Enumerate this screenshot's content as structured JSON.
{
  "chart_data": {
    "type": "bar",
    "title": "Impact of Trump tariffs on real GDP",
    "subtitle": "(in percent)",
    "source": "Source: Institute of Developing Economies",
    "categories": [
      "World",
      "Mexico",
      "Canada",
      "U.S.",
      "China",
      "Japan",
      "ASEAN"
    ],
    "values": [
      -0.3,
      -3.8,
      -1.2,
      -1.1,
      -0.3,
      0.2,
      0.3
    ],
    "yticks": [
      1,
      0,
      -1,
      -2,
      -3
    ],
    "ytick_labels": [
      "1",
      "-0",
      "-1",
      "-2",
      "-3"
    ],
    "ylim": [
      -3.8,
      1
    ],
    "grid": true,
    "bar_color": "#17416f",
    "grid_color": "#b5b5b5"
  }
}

+ + + + +

Work to complete
Reproduce the records word for word.

Output of the exercise
Enumerate this screenshot's content as structured JSON.
{
  "chart_data": {
    "type": "bar",
    "title": "Impact of Trump tariffs on real GDP",
    "subtitle": "(in percent)",
    "source": "Source: Institute of Developing Economies",
    "categories": [
      "World",
      "Mexico",
      "Canada",
      "U.S.",
      "China",
      "Japan",
      "ASEAN"
    ],
    "values": [
      -0.3,
      -3.8,
      -1.2,
      -1.1,
      -0.3,
      0.2,
      0.3
    ],
    "yticks": [
      1,
      0,
      -1,
      -2,
      -3
    ],
    "ytick_labels": [
      "1",
      "-0",
      "-1",
      "-2",
      "-3"
    ],
    "ylim": [
      -3.8,
      1
    ],
    "grid": true,
    "bar_color": "#17416f",
    "grid_color": "#b5b5b5"
  }
}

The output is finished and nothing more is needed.